SHORT TASK :: Read the lines below and count those that have the word "необходимости". Respond with the number only.

THE INPUT ::
• • • •
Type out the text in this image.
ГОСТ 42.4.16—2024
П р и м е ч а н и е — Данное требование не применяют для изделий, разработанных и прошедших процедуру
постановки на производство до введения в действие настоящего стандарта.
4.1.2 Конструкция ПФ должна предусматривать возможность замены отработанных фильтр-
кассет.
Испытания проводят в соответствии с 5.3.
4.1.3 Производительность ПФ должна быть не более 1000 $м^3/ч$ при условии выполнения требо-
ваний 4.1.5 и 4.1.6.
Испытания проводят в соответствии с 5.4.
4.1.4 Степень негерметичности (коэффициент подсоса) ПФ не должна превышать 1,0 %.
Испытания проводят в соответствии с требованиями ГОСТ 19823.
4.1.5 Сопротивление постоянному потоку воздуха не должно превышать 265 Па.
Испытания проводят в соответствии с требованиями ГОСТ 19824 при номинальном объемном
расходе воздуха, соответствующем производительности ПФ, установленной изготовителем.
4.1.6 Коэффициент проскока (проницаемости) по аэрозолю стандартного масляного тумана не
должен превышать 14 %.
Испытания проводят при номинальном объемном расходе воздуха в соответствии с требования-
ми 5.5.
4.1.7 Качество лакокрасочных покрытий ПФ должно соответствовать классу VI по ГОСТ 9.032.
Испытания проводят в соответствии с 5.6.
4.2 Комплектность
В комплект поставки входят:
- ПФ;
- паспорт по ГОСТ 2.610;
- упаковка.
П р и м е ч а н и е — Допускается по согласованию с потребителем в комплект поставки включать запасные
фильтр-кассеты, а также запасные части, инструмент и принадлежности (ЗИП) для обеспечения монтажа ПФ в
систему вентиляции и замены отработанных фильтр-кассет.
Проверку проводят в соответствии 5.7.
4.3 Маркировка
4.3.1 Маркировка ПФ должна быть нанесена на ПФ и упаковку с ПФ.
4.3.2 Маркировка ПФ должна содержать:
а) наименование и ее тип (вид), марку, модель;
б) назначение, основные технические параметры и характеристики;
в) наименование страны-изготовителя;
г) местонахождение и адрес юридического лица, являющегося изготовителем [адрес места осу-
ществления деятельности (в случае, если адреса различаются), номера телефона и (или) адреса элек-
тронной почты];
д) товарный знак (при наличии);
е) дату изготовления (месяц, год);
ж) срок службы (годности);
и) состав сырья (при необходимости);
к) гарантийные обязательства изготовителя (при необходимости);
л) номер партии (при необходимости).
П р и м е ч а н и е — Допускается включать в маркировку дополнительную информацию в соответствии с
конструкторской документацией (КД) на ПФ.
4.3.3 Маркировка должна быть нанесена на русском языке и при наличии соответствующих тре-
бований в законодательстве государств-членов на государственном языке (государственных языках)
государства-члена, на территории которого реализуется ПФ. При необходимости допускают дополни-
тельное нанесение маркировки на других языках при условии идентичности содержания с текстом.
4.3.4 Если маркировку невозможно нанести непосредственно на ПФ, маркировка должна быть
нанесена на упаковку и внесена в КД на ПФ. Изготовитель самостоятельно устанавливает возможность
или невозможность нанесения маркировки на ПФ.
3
• • • •
SOLVED EXERCISE :: 4